TASK BRIEF. In the listing below, find the line containing "Decode this image". Write out that line and every line after it to the end, exactly and only those.

### DATASET ###

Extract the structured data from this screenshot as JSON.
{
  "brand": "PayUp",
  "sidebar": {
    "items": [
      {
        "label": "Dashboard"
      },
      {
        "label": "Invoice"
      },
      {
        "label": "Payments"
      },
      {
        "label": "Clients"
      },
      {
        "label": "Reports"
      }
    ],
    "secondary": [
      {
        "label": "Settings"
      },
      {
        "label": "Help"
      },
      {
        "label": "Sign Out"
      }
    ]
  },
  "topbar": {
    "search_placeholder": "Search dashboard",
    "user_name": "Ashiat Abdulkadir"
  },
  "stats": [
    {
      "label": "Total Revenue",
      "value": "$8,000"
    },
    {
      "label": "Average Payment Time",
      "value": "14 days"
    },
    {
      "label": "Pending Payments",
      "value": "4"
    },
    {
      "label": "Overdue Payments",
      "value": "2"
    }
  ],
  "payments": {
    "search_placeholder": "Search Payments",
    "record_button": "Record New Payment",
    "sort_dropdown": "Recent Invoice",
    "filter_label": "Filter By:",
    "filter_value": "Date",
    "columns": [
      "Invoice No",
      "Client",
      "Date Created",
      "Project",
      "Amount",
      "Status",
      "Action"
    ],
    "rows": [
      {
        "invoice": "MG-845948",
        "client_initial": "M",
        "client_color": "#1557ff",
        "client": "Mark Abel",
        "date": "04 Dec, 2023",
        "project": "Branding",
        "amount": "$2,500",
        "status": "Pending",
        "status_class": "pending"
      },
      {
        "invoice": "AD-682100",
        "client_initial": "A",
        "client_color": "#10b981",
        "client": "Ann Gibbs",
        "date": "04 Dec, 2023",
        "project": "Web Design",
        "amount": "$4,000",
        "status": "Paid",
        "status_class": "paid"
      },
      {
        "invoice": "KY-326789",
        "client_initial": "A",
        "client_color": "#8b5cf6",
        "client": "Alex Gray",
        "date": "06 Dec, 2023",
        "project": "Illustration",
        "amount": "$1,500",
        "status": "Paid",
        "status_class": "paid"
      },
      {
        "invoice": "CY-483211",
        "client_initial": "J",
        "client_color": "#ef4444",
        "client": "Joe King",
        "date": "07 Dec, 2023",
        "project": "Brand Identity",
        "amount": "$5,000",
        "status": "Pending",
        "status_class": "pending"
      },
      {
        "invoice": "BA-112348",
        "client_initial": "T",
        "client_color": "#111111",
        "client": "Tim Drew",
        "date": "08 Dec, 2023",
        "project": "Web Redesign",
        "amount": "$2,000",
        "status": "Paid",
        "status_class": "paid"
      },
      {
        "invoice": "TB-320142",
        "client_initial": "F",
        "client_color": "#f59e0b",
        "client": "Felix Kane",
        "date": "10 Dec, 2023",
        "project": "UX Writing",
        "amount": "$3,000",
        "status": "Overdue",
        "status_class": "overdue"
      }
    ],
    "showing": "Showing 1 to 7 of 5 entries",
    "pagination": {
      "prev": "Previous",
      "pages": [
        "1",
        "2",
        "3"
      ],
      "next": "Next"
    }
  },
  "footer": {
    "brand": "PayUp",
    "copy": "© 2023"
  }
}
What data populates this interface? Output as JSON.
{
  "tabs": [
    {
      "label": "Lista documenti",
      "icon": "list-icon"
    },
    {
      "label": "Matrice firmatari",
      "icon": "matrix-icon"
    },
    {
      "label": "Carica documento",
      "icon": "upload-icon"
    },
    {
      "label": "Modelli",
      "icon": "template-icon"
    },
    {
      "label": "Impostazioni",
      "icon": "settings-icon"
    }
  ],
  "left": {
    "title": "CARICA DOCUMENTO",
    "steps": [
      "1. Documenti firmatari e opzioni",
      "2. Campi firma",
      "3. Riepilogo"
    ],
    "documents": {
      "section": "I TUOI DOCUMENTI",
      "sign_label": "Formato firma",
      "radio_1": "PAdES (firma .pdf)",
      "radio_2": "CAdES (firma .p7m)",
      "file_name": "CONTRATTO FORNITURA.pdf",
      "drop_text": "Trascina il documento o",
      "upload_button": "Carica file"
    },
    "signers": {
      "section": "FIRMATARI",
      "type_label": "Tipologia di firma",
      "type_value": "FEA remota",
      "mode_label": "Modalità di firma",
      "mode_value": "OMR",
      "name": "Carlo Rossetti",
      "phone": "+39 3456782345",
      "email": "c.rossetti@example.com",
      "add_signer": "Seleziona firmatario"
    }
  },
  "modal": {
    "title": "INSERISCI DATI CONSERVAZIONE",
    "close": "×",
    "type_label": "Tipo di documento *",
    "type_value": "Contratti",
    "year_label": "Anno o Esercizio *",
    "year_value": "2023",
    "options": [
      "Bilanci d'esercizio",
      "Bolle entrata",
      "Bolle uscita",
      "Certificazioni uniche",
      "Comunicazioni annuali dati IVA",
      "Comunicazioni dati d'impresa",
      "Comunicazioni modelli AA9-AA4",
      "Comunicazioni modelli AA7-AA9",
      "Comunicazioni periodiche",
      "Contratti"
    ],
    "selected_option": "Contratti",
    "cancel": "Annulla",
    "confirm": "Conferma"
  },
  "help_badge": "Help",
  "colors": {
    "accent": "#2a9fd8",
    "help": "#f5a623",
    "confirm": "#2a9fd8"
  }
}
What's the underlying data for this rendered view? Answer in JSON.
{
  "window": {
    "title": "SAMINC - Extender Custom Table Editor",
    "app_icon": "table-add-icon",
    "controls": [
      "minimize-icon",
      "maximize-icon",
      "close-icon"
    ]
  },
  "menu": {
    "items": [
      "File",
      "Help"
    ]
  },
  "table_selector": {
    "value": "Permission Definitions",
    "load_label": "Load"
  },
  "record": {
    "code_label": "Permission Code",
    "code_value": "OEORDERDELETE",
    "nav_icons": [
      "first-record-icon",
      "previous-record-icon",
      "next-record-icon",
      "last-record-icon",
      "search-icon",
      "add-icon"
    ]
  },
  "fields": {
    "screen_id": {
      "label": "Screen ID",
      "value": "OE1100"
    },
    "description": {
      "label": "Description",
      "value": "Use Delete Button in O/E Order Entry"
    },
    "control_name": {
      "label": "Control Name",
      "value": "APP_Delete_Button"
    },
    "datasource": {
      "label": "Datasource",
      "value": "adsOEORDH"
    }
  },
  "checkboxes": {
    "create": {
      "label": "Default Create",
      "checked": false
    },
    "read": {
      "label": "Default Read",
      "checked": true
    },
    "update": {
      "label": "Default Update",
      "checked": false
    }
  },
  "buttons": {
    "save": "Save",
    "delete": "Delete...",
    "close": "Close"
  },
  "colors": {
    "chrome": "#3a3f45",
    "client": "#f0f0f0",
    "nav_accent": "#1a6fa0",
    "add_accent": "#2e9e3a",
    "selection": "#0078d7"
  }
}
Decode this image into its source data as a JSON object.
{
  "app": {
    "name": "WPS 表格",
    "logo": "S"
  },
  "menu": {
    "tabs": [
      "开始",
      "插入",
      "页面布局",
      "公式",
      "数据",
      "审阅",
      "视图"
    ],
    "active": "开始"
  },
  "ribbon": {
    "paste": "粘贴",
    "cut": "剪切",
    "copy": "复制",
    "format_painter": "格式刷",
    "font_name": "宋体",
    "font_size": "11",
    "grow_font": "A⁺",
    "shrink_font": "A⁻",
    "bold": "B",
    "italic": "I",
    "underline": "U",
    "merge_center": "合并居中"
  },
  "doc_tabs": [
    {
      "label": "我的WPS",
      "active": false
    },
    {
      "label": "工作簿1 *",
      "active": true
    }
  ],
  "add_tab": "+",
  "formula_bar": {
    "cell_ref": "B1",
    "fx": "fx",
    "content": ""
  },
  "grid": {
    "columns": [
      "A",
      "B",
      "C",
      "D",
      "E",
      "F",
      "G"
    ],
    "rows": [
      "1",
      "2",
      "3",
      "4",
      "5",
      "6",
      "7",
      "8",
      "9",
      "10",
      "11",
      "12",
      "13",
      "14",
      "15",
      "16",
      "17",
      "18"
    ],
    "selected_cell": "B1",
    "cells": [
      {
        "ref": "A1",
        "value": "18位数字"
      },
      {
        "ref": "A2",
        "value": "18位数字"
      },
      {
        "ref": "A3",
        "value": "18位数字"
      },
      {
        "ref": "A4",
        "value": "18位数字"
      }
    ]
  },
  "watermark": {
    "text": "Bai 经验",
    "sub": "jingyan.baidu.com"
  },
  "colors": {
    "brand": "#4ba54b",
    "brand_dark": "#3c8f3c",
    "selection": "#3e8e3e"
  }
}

###

SOLUTION BELOW.
Decode this image into its source data as a JSON object.
{
  "app": {
    "name": "WPS 表格",
    "logo": "S"
  },
  "menu": {
    "tabs": [
      "开始",
      "插入",
      "页面布局",
      "公式",
      "数据",
      "审阅",
      "视图"
    ],
    "active": "开始"
  },
  "ribbon": {
    "paste": "粘贴",
    "cut": "剪切",
    "copy": "复制",
    "format_painter": "格式刷",
    "font_name": "宋体",
    "font_size": "11",
    "grow_font": "A⁺",
    "shrink_font": "A⁻",
    "bold": "B",
    "italic": "I",
    "underline": "U",
    "merge_center": "合并居中"
  },
  "doc_tabs": [
    {
      "label": "我的WPS",
      "active": false
    },
    {
      "label": "工作簿1 *",
      "active": true
    }
  ],
  "add_tab": "+",
  "formula_bar": {
    "cell_ref": "B1",
    "fx": "fx",
    "content": ""
  },
  "grid": {
    "columns": [
      "A",
      "B",
      "C",
      "D",
      "E",
      "F",
      "G"
    ],
    "rows": [
      "1",
      "2",
      "3",
      "4",
      "5",
      "6",
      "7",
      "8",
      "9",
      "10",
      "11",
      "12",
      "13",
      "14",
      "15",
      "16",
      "17",
      "18"
    ],
    "selected_cell": "B1",
    "cells": [
      {
        "ref": "A1",
        "value": "18位数字"
      },
      {
        "ref": "A2",
        "value": "18位数字"
      },
      {
        "ref": "A3",
        "value": "18位数字"
      },
      {
        "ref": "A4",
        "value": "18位数字"
      }
    ]
  },
  "watermark": {
    "text": "Bai 经验",
    "sub": "jingyan.baidu.com"
  },
  "colors": {
    "brand": "#4ba54b",
    "brand_dark": "#3c8f3c",
    "selection": "#3e8e3e"
  }
}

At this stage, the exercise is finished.